» WHAT THE EXERCISE ASKS
Reproduce verbatim each line of the data below, from the line containing "bar [834,191,862,407]" down to the line containing "legend-label: 2015 [591,510,636,535]", inclusive of both.

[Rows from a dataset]
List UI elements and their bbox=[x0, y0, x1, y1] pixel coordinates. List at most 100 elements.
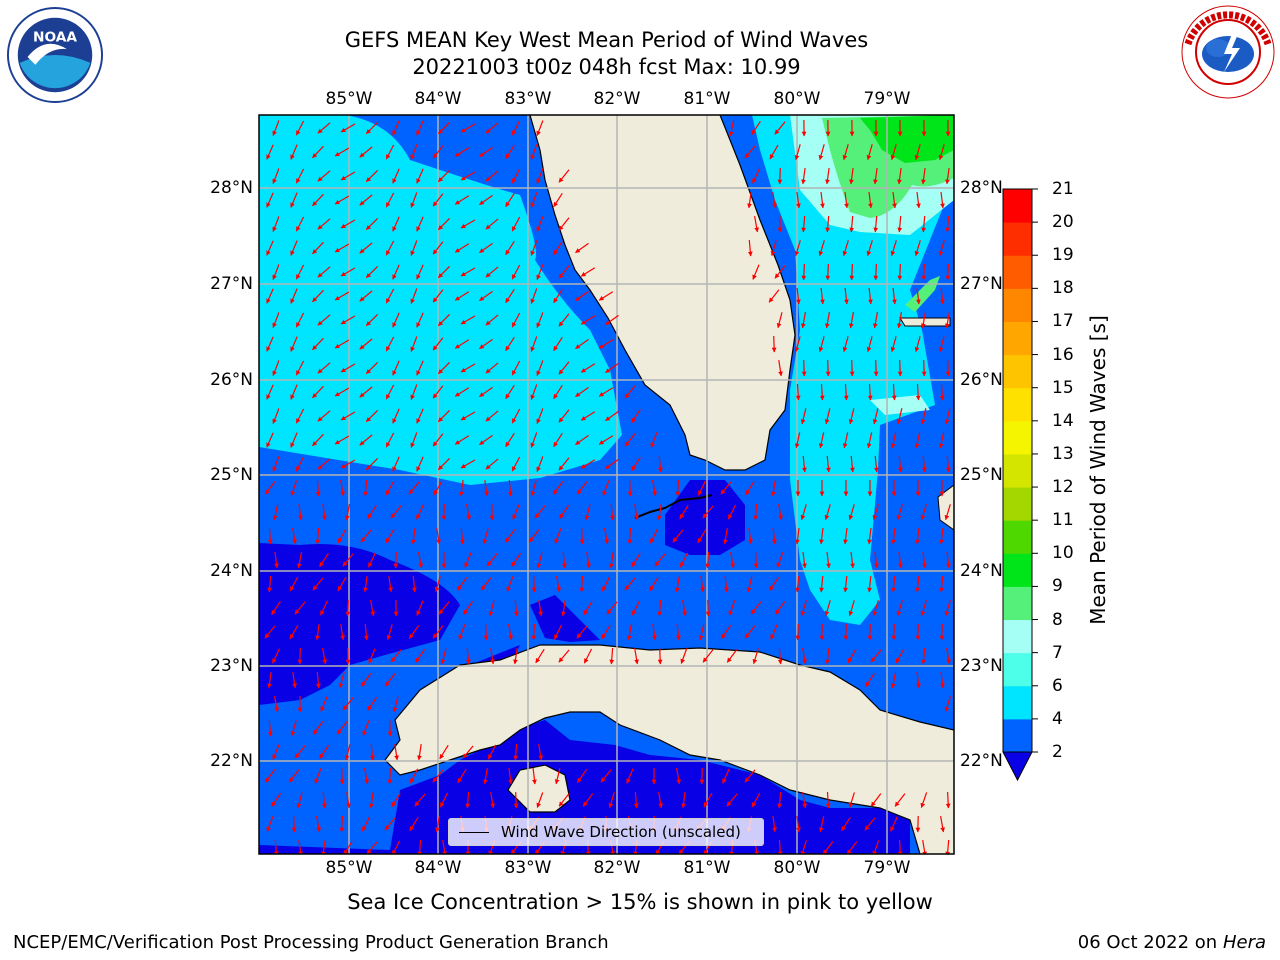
wind-wave-arrow bbox=[868, 192, 873, 209]
wind-wave-arrow bbox=[365, 457, 379, 471]
wind-wave-arrow bbox=[874, 552, 879, 569]
wind-wave-arrow bbox=[794, 240, 801, 257]
wind-wave-arrow bbox=[920, 792, 928, 809]
wind-wave-arrow bbox=[818, 240, 825, 257]
wind-wave-arrow bbox=[561, 600, 566, 617]
wind-wave-arrow bbox=[800, 504, 807, 521]
wind-wave-arrow bbox=[682, 600, 687, 617]
wind-wave-arrow bbox=[726, 649, 738, 663]
wind-wave-arrow bbox=[825, 359, 831, 377]
wind-wave-arrow bbox=[531, 575, 537, 593]
wind-wave-arrow bbox=[266, 192, 274, 208]
wind-wave-arrow bbox=[385, 384, 395, 400]
footer-credit: NCEP/EMC/Verification Post Processing Pr… bbox=[13, 932, 609, 953]
wind-wave-arrow bbox=[914, 144, 921, 161]
wind-wave-arrow bbox=[290, 192, 298, 208]
wind-wave-arrow bbox=[270, 793, 282, 807]
wind-wave-arrow bbox=[315, 624, 320, 641]
wind-wave-arrow bbox=[365, 361, 379, 375]
wind-wave-arrow bbox=[511, 216, 521, 232]
wind-wave-arrow bbox=[485, 458, 499, 470]
wind-wave-arrow bbox=[796, 288, 801, 305]
wind-wave-arrow bbox=[432, 145, 444, 159]
wind-wave-arrow bbox=[819, 383, 825, 401]
wind-wave-arrow bbox=[437, 409, 451, 423]
wind-wave-arrow bbox=[485, 218, 499, 230]
wind-wave-arrow bbox=[751, 120, 761, 136]
wind-wave-arrow bbox=[631, 600, 641, 616]
wind-wave-arrow bbox=[818, 336, 825, 353]
graticule bbox=[259, 115, 954, 854]
wind-wave-arrow bbox=[359, 290, 373, 302]
wind-wave-arrow bbox=[777, 791, 783, 809]
wind-wave-arrow bbox=[338, 672, 345, 689]
wind-wave-arrow bbox=[485, 170, 499, 182]
wind-wave-arrow bbox=[392, 312, 400, 328]
wind-wave-arrow bbox=[627, 479, 633, 497]
wind-wave-arrow bbox=[582, 793, 594, 807]
wind-wave-arrow bbox=[264, 625, 276, 639]
wind-wave-arrow bbox=[672, 529, 684, 543]
wind-wave-arrow bbox=[795, 528, 800, 545]
wind-wave-arrow bbox=[365, 121, 379, 135]
wind-wave-arrow bbox=[843, 575, 849, 593]
wind-wave-arrow bbox=[507, 479, 513, 497]
wind-wave-arrow bbox=[505, 384, 515, 400]
wind-wave-arrow bbox=[818, 144, 825, 161]
wind-wave-arrow bbox=[334, 291, 350, 301]
wind-wave-arrow bbox=[530, 336, 538, 352]
wind-wave-arrow bbox=[679, 552, 689, 568]
wind-wave-arrow bbox=[921, 215, 927, 233]
wind-wave-arrow bbox=[365, 169, 379, 183]
wind-wave-arrow bbox=[272, 168, 280, 184]
wind-wave-arrow bbox=[322, 647, 328, 665]
wind-wave-arrow bbox=[538, 744, 543, 761]
colorbar-tick-label: 15 bbox=[1052, 377, 1074, 398]
wind-wave-arrow bbox=[778, 360, 783, 377]
wind-wave-arrow bbox=[846, 841, 858, 854]
wind-wave-arrow bbox=[744, 769, 756, 783]
wind-wave-arrow bbox=[802, 792, 807, 809]
map-frame bbox=[258, 114, 955, 855]
wind-wave-arrow bbox=[317, 410, 331, 422]
wind-wave-arrow bbox=[945, 215, 951, 233]
wind-wave-arrow bbox=[290, 432, 298, 448]
wind-wave-arrow bbox=[437, 169, 451, 183]
wind-wave-arrow bbox=[891, 383, 897, 401]
lat-tick-label: 28°N bbox=[210, 178, 253, 198]
wind-wave-arrow bbox=[795, 575, 801, 593]
footer-date-text: 06 Oct 2022 on bbox=[1077, 932, 1223, 953]
wind-wave-arrow bbox=[411, 528, 416, 545]
lon-tick-label: 83°W bbox=[504, 858, 552, 878]
wind-wave-arrow bbox=[274, 552, 279, 569]
wind-wave-arrow bbox=[312, 433, 324, 447]
wind-wave-arrow bbox=[484, 480, 489, 497]
wind-wave-arrow bbox=[944, 504, 951, 521]
wind-wave-arrow bbox=[634, 648, 639, 665]
wind-wave-arrow bbox=[825, 215, 831, 233]
lat-tick-label: 23°N bbox=[210, 656, 253, 676]
wind-wave-arrow bbox=[536, 168, 544, 184]
wind-wave-arrow bbox=[558, 505, 570, 519]
wind-wave-arrow bbox=[460, 267, 476, 277]
wind-wave-arrow bbox=[321, 791, 327, 809]
wind-wave-arrow bbox=[558, 265, 570, 279]
colorbar-segment bbox=[1003, 453, 1032, 488]
wind-wave-arrow bbox=[479, 242, 493, 254]
wind-wave-arrow bbox=[794, 144, 801, 161]
wind-wave-arrow bbox=[432, 385, 444, 399]
wind-wave-arrow bbox=[558, 409, 570, 423]
wind-wave-arrow bbox=[505, 432, 515, 448]
wind-wave-arrow bbox=[359, 242, 373, 254]
wind-wave-arrow bbox=[264, 769, 276, 783]
wind-wave-arrow bbox=[945, 455, 951, 473]
wind-wave-arrow bbox=[388, 576, 393, 593]
colorbar-segment bbox=[1003, 420, 1032, 455]
wind-wave-arrow bbox=[598, 387, 614, 397]
wind-wave-arrow bbox=[801, 168, 806, 185]
wind-wave-arrow bbox=[945, 359, 951, 377]
wind-wave-arrow bbox=[679, 504, 689, 520]
colorbar-tick-label: 18 bbox=[1052, 278, 1074, 299]
wind-wave-arrow bbox=[895, 648, 905, 664]
wind-wave-arrow bbox=[825, 455, 831, 473]
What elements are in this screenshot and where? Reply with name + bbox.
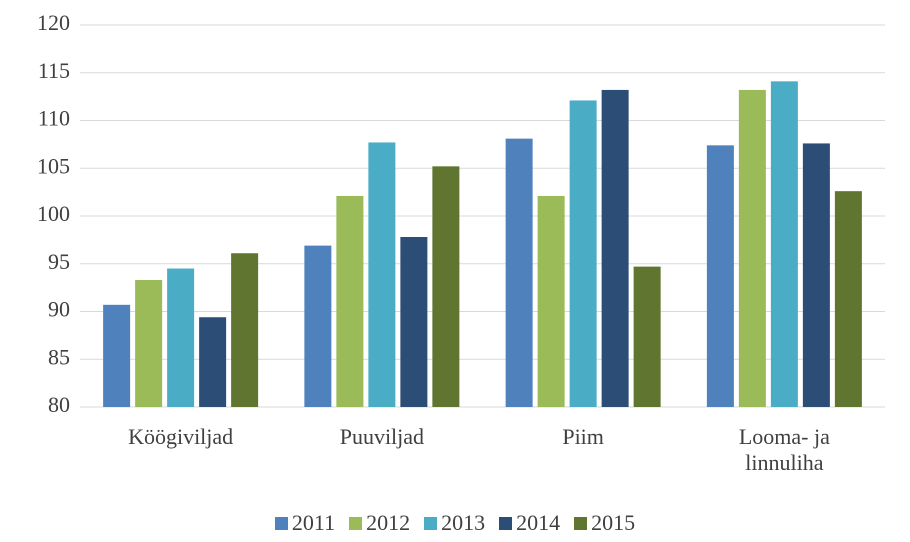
bar [834,191,862,407]
bar [505,138,533,407]
x-tick-label: Köögiviljad [128,424,234,449]
y-tick-label: 105 [37,153,70,178]
legend-swatch [499,516,513,530]
bar [706,145,734,407]
legend-label: 2012 [366,510,411,535]
legend-item: 2014 [499,510,560,536]
bar [770,81,798,407]
legend-label: 2015 [591,510,636,535]
bar [400,237,428,407]
bar [368,142,396,407]
y-tick-label: 115 [38,58,70,83]
legend-label: 2014 [516,510,561,535]
legend: 2011 2012 2013 2014 2015 [0,510,910,536]
legend-label: 2013 [441,510,486,535]
legend-item: 2013 [424,510,485,536]
y-tick-label: 95 [48,249,70,274]
bar [103,304,131,407]
legend-swatch [349,516,363,530]
bar [569,100,597,407]
bar [304,245,332,407]
bar [738,89,766,407]
bar [601,89,629,407]
bar [336,195,364,407]
bar [135,279,163,407]
y-tick-label: 85 [48,344,70,369]
legend-swatch [574,516,588,530]
bar [199,317,227,407]
y-tick-label: 80 [48,392,70,417]
legend-swatch [274,516,288,530]
bar [633,266,661,407]
bar [432,166,460,407]
legend-swatch [424,516,438,530]
y-tick-label: 100 [37,201,70,226]
bar [167,268,195,407]
y-tick-label: 90 [48,297,70,322]
bar [537,195,565,407]
legend-item: 2011 [274,510,336,536]
x-tick-label: Piim [562,424,604,449]
x-tick-label: Looma- ja linnuliha [738,424,830,475]
legend-item: 2015 [574,510,635,536]
legend-item: 2012 [349,510,410,536]
bar [231,253,259,407]
y-tick-label: 110 [38,106,70,131]
legend-label: 2011 [291,510,336,535]
x-tick-label: Puuviljad [339,424,425,449]
bar [802,143,830,408]
y-tick-label: 120 [37,10,70,35]
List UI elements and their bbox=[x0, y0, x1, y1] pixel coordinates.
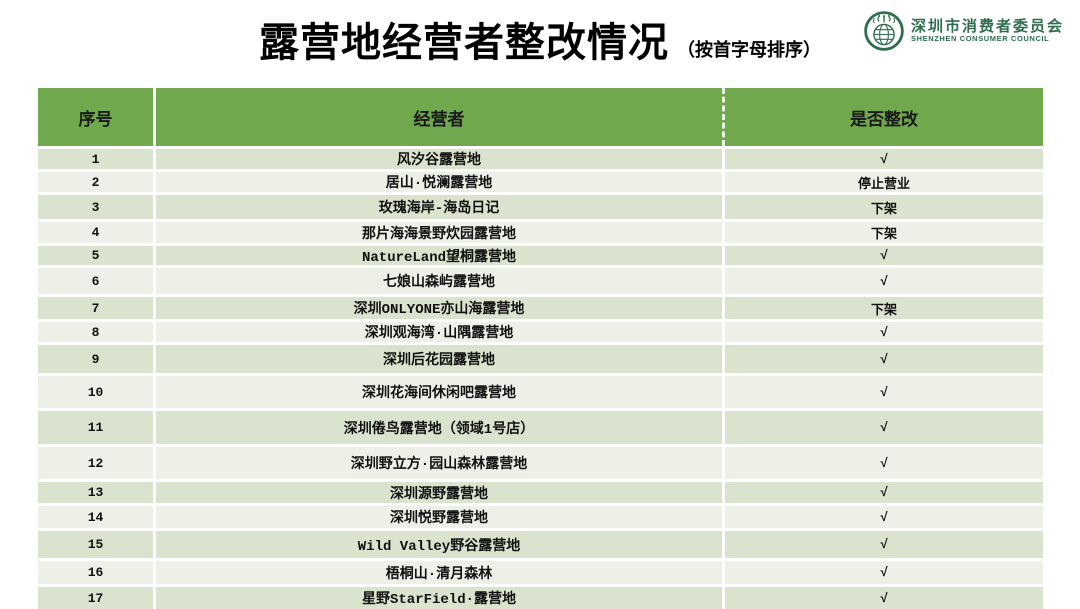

» REPLY TO THE TASK
bar [834,191,862,407]
bar [505,138,533,407]
x-tick-label: Köögiviljad [128,424,234,449]
y-tick-label: 105 [37,153,70,178]
legend-swatch [499,516,513,530]
bar [706,145,734,407]
legend-label: 2012 [366,510,411,535]
legend-item: 2014 [499,510,560,536]
bar [770,81,798,407]
legend-label: 2015 [591,510,636,535]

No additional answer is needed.